### To be done:
Set down every record once more, exactly as given.

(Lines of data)
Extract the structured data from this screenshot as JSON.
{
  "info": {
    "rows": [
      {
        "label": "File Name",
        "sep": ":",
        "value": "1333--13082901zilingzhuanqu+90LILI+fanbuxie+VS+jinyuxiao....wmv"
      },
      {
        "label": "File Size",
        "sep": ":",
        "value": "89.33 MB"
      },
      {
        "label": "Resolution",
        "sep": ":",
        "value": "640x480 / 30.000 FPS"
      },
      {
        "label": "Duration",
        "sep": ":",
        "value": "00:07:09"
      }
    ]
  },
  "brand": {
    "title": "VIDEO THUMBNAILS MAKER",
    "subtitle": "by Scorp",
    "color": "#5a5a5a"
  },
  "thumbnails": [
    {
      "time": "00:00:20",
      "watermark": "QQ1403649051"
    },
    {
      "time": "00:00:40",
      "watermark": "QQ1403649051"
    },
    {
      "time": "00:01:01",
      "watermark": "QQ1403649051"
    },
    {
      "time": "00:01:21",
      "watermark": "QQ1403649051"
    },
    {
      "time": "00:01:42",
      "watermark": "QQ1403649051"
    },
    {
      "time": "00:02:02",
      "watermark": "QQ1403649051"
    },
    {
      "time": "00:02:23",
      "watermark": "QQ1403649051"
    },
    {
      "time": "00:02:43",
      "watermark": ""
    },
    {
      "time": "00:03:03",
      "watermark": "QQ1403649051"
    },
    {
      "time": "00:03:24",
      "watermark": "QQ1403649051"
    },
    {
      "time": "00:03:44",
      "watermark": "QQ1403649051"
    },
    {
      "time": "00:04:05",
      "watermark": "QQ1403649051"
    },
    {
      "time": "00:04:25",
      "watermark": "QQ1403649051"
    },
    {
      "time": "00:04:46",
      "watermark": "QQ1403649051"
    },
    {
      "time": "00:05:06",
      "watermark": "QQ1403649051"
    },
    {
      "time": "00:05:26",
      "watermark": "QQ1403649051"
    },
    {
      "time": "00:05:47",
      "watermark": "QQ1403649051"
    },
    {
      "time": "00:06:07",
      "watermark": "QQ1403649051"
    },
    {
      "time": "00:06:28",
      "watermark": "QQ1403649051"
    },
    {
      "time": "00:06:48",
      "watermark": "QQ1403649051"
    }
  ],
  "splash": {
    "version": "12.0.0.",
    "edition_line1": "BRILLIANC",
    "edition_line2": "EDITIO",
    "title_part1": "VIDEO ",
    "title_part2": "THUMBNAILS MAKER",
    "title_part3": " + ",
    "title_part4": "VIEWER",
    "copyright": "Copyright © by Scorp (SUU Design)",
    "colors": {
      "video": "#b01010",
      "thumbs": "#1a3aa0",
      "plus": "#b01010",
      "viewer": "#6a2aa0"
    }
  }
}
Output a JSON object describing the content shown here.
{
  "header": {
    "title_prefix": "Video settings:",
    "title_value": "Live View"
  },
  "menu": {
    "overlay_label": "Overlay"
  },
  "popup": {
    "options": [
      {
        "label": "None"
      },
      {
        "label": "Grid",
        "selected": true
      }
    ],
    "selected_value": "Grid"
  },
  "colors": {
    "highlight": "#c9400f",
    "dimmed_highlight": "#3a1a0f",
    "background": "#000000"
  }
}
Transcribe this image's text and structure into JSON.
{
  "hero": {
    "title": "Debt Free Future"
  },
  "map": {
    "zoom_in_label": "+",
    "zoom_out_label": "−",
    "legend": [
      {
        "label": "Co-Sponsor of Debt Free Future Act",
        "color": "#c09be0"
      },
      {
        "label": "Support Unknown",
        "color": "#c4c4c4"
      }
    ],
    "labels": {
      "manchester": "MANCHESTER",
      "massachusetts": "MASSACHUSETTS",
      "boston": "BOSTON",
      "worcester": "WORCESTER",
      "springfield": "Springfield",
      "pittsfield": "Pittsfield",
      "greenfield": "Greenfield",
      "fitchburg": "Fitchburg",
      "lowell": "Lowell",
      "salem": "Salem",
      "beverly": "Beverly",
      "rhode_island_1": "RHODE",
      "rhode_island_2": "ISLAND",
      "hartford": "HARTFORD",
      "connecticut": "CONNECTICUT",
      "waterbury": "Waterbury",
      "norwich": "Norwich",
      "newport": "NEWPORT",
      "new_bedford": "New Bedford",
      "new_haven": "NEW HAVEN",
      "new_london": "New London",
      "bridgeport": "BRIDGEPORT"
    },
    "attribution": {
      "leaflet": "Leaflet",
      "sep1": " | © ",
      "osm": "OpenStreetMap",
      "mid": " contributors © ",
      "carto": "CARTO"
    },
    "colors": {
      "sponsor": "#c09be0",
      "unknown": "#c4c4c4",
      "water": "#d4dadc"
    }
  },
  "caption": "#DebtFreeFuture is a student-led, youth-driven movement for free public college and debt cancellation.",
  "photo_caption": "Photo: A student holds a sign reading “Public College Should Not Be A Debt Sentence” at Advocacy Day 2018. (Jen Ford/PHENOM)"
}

### The solution:
Extract the structured data from this screenshot as JSON.
{
  "info": {
    "rows": [
      {
        "label": "File Name",
        "sep": ":",
        "value": "1333--13082901zilingzhuanqu+90LILI+fanbuxie+VS+jinyuxiao....wmv"
      },
      {
        "label": "File Size",
        "sep": ":",
        "value": "89.33 MB"
      },
      {
        "label": "Resolution",
        "sep": ":",
        "value": "640x480 / 30.000 FPS"
      },
      {
        "label": "Duration",
        "sep": ":",
        "value": "00:07:09"
      }
    ]
  },
  "brand": {
    "title": "VIDEO THUMBNAILS MAKER",
    "subtitle": "by Scorp",
    "color": "#5a5a5a"
  },
  "thumbnails": [
    {
      "time": "00:00:20",
      "watermark": "QQ1403649051"
    },
    {
      "time": "00:00:40",
      "watermark": "QQ1403649051"
    },
    {
      "time": "00:01:01",
      "watermark": "QQ1403649051"
    },
    {
      "time": "00:01:21",
      "watermark": "QQ1403649051"
    },
    {
      "time": "00:01:42",
      "watermark": "QQ1403649051"
    },
    {
      "time": "00:02:02",
      "watermark": "QQ1403649051"
    },
    {
      "time": "00:02:23",
      "watermark": "QQ1403649051"
    },
    {
      "time": "00:02:43",
      "watermark": ""
    },
    {
      "time": "00:03:03",
      "watermark": "QQ1403649051"
    },
    {
      "time": "00:03:24",
      "watermark": "QQ1403649051"
    },
    {
      "time": "00:03:44",
      "watermark": "QQ1403649051"
    },
    {
      "time": "00:04:05",
      "watermark": "QQ1403649051"
    },
    {
      "time": "00:04:25",
      "watermark": "QQ1403649051"
    },
    {
      "time": "00:04:46",
      "watermark": "QQ1403649051"
    },
    {
      "time": "00:05:06",
      "watermark": "QQ1403649051"
    },
    {
      "time": "00:05:26",
      "watermark": "QQ1403649051"
    },
    {
      "time": "00:05:47",
      "watermark": "QQ1403649051"
    },
    {
      "time": "00:06:07",
      "watermark": "QQ1403649051"
    },
    {
      "time": "00:06:28",
      "watermark": "QQ1403649051"
    },
    {
      "time": "00:06:48",
      "watermark": "QQ1403649051"
    }
  ],
  "splash": {
    "version": "12.0.0.",
    "edition_line1": "BRILLIANC",
    "edition_line2": "EDITIO",
    "title_part1": "VIDEO ",
    "title_part2": "THUMBNAILS MAKER",
    "title_part3": " + ",
    "title_part4": "VIEWER",
    "copyright": "Copyright © by Scorp (SUU Design)",
    "colors": {
      "video": "#b01010",
      "thumbs": "#1a3aa0",
      "plus": "#b01010",
      "viewer": "#6a2aa0"
    }
  }
}
Output a JSON object describing the content shown here.
{
  "header": {
    "title_prefix": "Video settings:",
    "title_value": "Live View"
  },
  "menu": {
    "overlay_label": "Overlay"
  },
  "popup": {
    "options": [
      {
        "label": "None"
      },
      {
        "label": "Grid",
        "selected": true
      }
    ],
    "selected_value": "Grid"
  },
  "colors": {
    "highlight": "#c9400f",
    "dimmed_highlight": "#3a1a0f",
    "background": "#000000"
  }
}
Transcribe this image's text and structure into JSON.
{
  "hero": {
    "title": "Debt Free Future"
  },
  "map": {
    "zoom_in_label": "+",
    "zoom_out_label": "−",
    "legend": [
      {
        "label": "Co-Sponsor of Debt Free Future Act",
        "color": "#c09be0"
      },
      {
        "label": "Support Unknown",
        "color": "#c4c4c4"
      }
    ],
    "labels": {
      "manchester": "MANCHESTER",
      "massachusetts": "MASSACHUSETTS",
      "boston": "BOSTON",
      "worcester": "WORCESTER",
      "springfield": "Springfield",
      "pittsfield": "Pittsfield",
      "greenfield": "Greenfield",
      "fitchburg": "Fitchburg",
      "lowell": "Lowell",
      "salem": "Salem",
      "beverly": "Beverly",
      "rhode_island_1": "RHODE",
      "rhode_island_2": "ISLAND",
      "hartford": "HARTFORD",
      "connecticut": "CONNECTICUT",
      "waterbury": "Waterbury",
      "norwich": "Norwich",
      "newport": "NEWPORT",
      "new_bedford": "New Bedford",
      "new_haven": "NEW HAVEN",
      "new_london": "New London",
      "bridgeport": "BRIDGEPORT"
    },
    "attribution": {
      "leaflet": "Leaflet",
      "sep1": " | © ",
      "osm": "OpenStreetMap",
      "mid": " contributors © ",
      "carto": "CARTO"
    },
    "colors": {
      "sponsor": "#c09be0",
      "unknown": "#c4c4c4",
      "water": "#d4dadc"
    }
  },
  "caption": "#DebtFreeFuture is a student-led, youth-driven movement for free public college and debt cancellation.",
  "photo_caption": "Photo: A student holds a sign reading “Public College Should Not Be A Debt Sentence” at Advocacy Day 2018. (Jen Ford/PHENOM)"
}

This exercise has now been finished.